(Figure record extracts)
◆ ◆ ◆
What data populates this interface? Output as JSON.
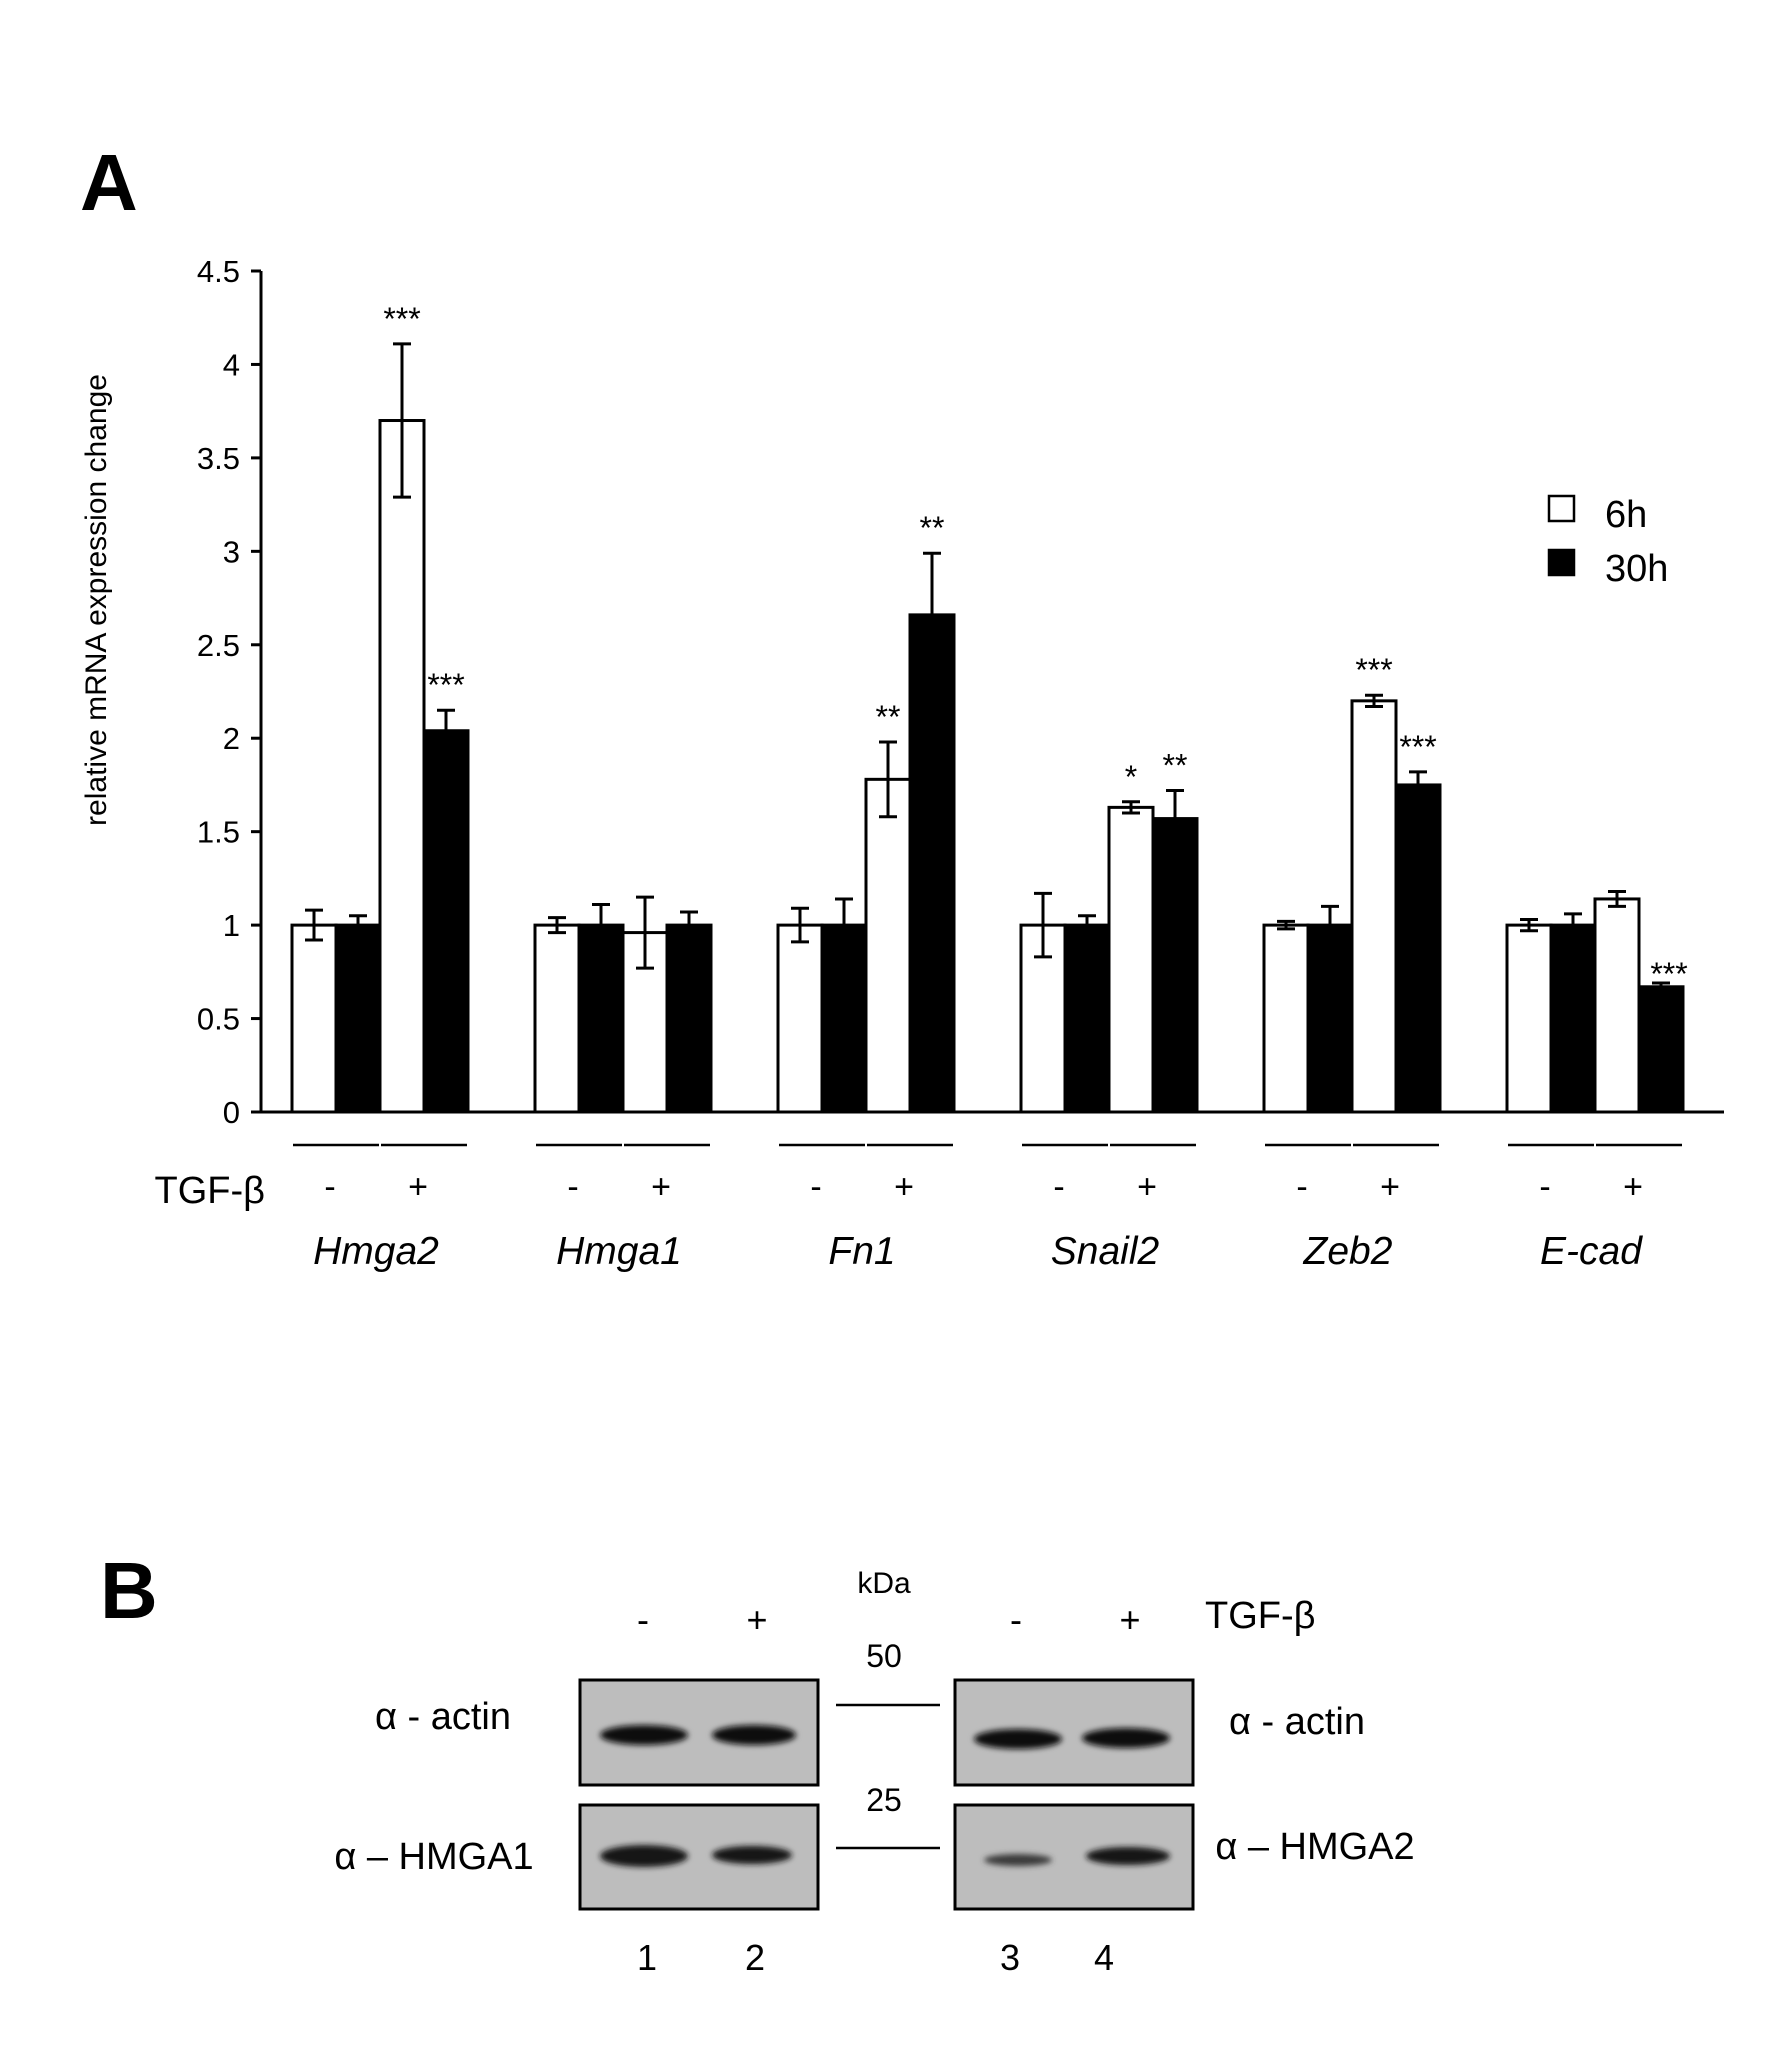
{
  "panel_a_label": "A",
  "panel_b_label": "B",
  "chart_data": {
    "type": "bar",
    "ylabel": "relative mRNA expression change",
    "xlabel": "",
    "ylim": [
      0,
      4.5
    ],
    "yticks": [
      "0",
      "0.5",
      "1",
      "1.5",
      "2",
      "2.5",
      "3",
      "3.5",
      "4",
      "4.5"
    ],
    "treatment_label": "TGF-β",
    "treatment_minus": "-",
    "treatment_plus": "+",
    "legend": {
      "placement": "top-right",
      "entries": [
        {
          "name": "6h",
          "color": "#ffffff"
        },
        {
          "name": "30h",
          "color": "#000000"
        }
      ]
    },
    "groups": [
      {
        "gene": "Hmga2",
        "bars": [
          {
            "series": "6h",
            "tgf": "-",
            "value": 1.0,
            "err": 0.08,
            "sig": ""
          },
          {
            "series": "30h",
            "tgf": "-",
            "value": 1.0,
            "err": 0.05,
            "sig": ""
          },
          {
            "series": "6h",
            "tgf": "+",
            "value": 3.7,
            "err": 0.41,
            "sig": "***"
          },
          {
            "series": "30h",
            "tgf": "+",
            "value": 2.04,
            "err": 0.11,
            "sig": "***"
          }
        ]
      },
      {
        "gene": "Hmga1",
        "bars": [
          {
            "series": "6h",
            "tgf": "-",
            "value": 1.0,
            "err": 0.04,
            "sig": ""
          },
          {
            "series": "30h",
            "tgf": "-",
            "value": 1.0,
            "err": 0.11,
            "sig": ""
          },
          {
            "series": "6h",
            "tgf": "+",
            "value": 0.96,
            "err": 0.19,
            "sig": ""
          },
          {
            "series": "30h",
            "tgf": "+",
            "value": 1.0,
            "err": 0.07,
            "sig": ""
          }
        ]
      },
      {
        "gene": "Fn1",
        "bars": [
          {
            "series": "6h",
            "tgf": "-",
            "value": 1.0,
            "err": 0.09,
            "sig": ""
          },
          {
            "series": "30h",
            "tgf": "-",
            "value": 1.0,
            "err": 0.14,
            "sig": ""
          },
          {
            "series": "6h",
            "tgf": "+",
            "value": 1.78,
            "err": 0.2,
            "sig": "**"
          },
          {
            "series": "30h",
            "tgf": "+",
            "value": 2.66,
            "err": 0.33,
            "sig": "**"
          }
        ]
      },
      {
        "gene": "Snail2",
        "bars": [
          {
            "series": "6h",
            "tgf": "-",
            "value": 1.0,
            "err": 0.17,
            "sig": ""
          },
          {
            "series": "30h",
            "tgf": "-",
            "value": 1.0,
            "err": 0.05,
            "sig": ""
          },
          {
            "series": "6h",
            "tgf": "+",
            "value": 1.63,
            "err": 0.03,
            "sig": "*"
          },
          {
            "series": "30h",
            "tgf": "+",
            "value": 1.57,
            "err": 0.15,
            "sig": "**"
          }
        ]
      },
      {
        "gene": "Zeb2",
        "bars": [
          {
            "series": "6h",
            "tgf": "-",
            "value": 1.0,
            "err": 0.02,
            "sig": ""
          },
          {
            "series": "30h",
            "tgf": "-",
            "value": 1.0,
            "err": 0.1,
            "sig": ""
          },
          {
            "series": "6h",
            "tgf": "+",
            "value": 2.2,
            "err": 0.03,
            "sig": "***"
          },
          {
            "series": "30h",
            "tgf": "+",
            "value": 1.75,
            "err": 0.07,
            "sig": "***"
          }
        ]
      },
      {
        "gene": "E-cad",
        "bars": [
          {
            "series": "6h",
            "tgf": "-",
            "value": 1.0,
            "err": 0.03,
            "sig": ""
          },
          {
            "series": "30h",
            "tgf": "-",
            "value": 1.0,
            "err": 0.06,
            "sig": ""
          },
          {
            "series": "6h",
            "tgf": "+",
            "value": 1.14,
            "err": 0.04,
            "sig": ""
          },
          {
            "series": "30h",
            "tgf": "+",
            "value": 0.67,
            "err": 0.02,
            "sig": "***"
          }
        ]
      }
    ]
  },
  "blot": {
    "kda_label": "kDa",
    "marker_50": "50",
    "marker_25": "25",
    "treatment_label": "TGF-β",
    "lane_signs": [
      "-",
      "+",
      "-",
      "+"
    ],
    "lane_numbers": [
      "1",
      "2",
      "3",
      "4"
    ],
    "left_labels": {
      "actin": "α - actin",
      "hmga": "α – HMGA1"
    },
    "right_labels": {
      "actin": "α - actin",
      "hmga": "α – HMGA2"
    }
  }
}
◆ ◆ ◆
Requirement:
Write out all the records again, exactly, minus any pictures.

Answer below:
What data populates this interface? Output as JSON.
{
  "panel_a_label": "A",
  "panel_b_label": "B",
  "chart_data": {
    "type": "bar",
    "ylabel": "relative mRNA expression change",
    "xlabel": "",
    "ylim": [
      0,
      4.5
    ],
    "yticks": [
      "0",
      "0.5",
      "1",
      "1.5",
      "2",
      "2.5",
      "3",
      "3.5",
      "4",
      "4.5"
    ],
    "treatment_label": "TGF-β",
    "treatment_minus": "-",
    "treatment_plus": "+",
    "legend": {
      "placement": "top-right",
      "entries": [
        {
          "name": "6h",
          "color": "#ffffff"
        },
        {
          "name": "30h",
          "color": "#000000"
        }
      ]
    },
    "groups": [
      {
        "gene": "Hmga2",
        "bars": [
          {
            "series": "6h",
            "tgf": "-",
            "value": 1.0,
            "err": 0.08,
            "sig": ""
          },
          {
            "series": "30h",
            "tgf": "-",
            "value": 1.0,
            "err": 0.05,
            "sig": ""
          },
          {
            "series": "6h",
            "tgf": "+",
            "value": 3.7,
            "err": 0.41,
            "sig": "***"
          },
          {
            "series": "30h",
            "tgf": "+",
            "value": 2.04,
            "err": 0.11,
            "sig": "***"
          }
        ]
      },
      {
        "gene": "Hmga1",
        "bars": [
          {
            "series": "6h",
            "tgf": "-",
            "value": 1.0,
            "err": 0.04,
            "sig": ""
          },
          {
            "series": "30h",
            "tgf": "-",
            "value": 1.0,
            "err": 0.11,
            "sig": ""
          },
          {
            "series": "6h",
            "tgf": "+",
            "value": 0.96,
            "err": 0.19,
            "sig": ""
          },
          {
            "series": "30h",
            "tgf": "+",
            "value": 1.0,
            "err": 0.07,
            "sig": ""
          }
        ]
      },
      {
        "gene": "Fn1",
        "bars": [
          {
            "series": "6h",
            "tgf": "-",
            "value": 1.0,
            "err": 0.09,
            "sig": ""
          },
          {
            "series": "30h",
            "tgf": "-",
            "value": 1.0,
            "err": 0.14,
            "sig": ""
          },
          {
            "series": "6h",
            "tgf": "+",
            "value": 1.78,
            "err": 0.2,
            "sig": "**"
          },
          {
            "series": "30h",
            "tgf": "+",
            "value": 2.66,
            "err": 0.33,
            "sig": "**"
          }
        ]
      },
      {
        "gene": "Snail2",
        "bars": [
          {
            "series": "6h",
            "tgf": "-",
            "value": 1.0,
            "err": 0.17,
            "sig": ""
          },
          {
            "series": "30h",
            "tgf": "-",
            "value": 1.0,
            "err": 0.05,
            "sig": ""
          },
          {
            "series": "6h",
            "tgf": "+",
            "value": 1.63,
            "err": 0.03,
            "sig": "*"
          },
          {
            "series": "30h",
            "tgf": "+",
            "value": 1.57,
            "err": 0.15,
            "sig": "**"
          }
        ]
      },
      {
        "gene": "Zeb2",
        "bars": [
          {
            "series": "6h",
            "tgf": "-",
            "value": 1.0,
            "err": 0.02,
            "sig": ""
          },
          {
            "series": "30h",
            "tgf": "-",
            "value": 1.0,
            "err": 0.1,
            "sig": ""
          },
          {
            "series": "6h",
            "tgf": "+",
            "value": 2.2,
            "err": 0.03,
            "sig": "***"
          },
          {
            "series": "30h",
            "tgf": "+",
            "value": 1.75,
            "err": 0.07,
            "sig": "***"
          }
        ]
      },
      {
        "gene": "E-cad",
        "bars": [
          {
            "series": "6h",
            "tgf": "-",
            "value": 1.0,
            "err": 0.03,
            "sig": ""
          },
          {
            "series": "30h",
            "tgf": "-",
            "value": 1.0,
            "err": 0.06,
            "sig": ""
          },
          {
            "series": "6h",
            "tgf": "+",
            "value": 1.14,
            "err": 0.04,
            "sig": ""
          },
          {
            "series": "30h",
            "tgf": "+",
            "value": 0.67,
            "err": 0.02,
            "sig": "***"
          }
        ]
      }
    ]
  },
  "blot": {
    "kda_label": "kDa",
    "marker_50": "50",
    "marker_25": "25",
    "treatment_label": "TGF-β",
    "lane_signs": [
      "-",
      "+",
      "-",
      "+"
    ],
    "lane_numbers": [
      "1",
      "2",
      "3",
      "4"
    ],
    "left_labels": {
      "actin": "α - actin",
      "hmga": "α – HMGA1"
    },
    "right_labels": {
      "actin": "α - actin",
      "hmga": "α – HMGA2"
    }
  }
}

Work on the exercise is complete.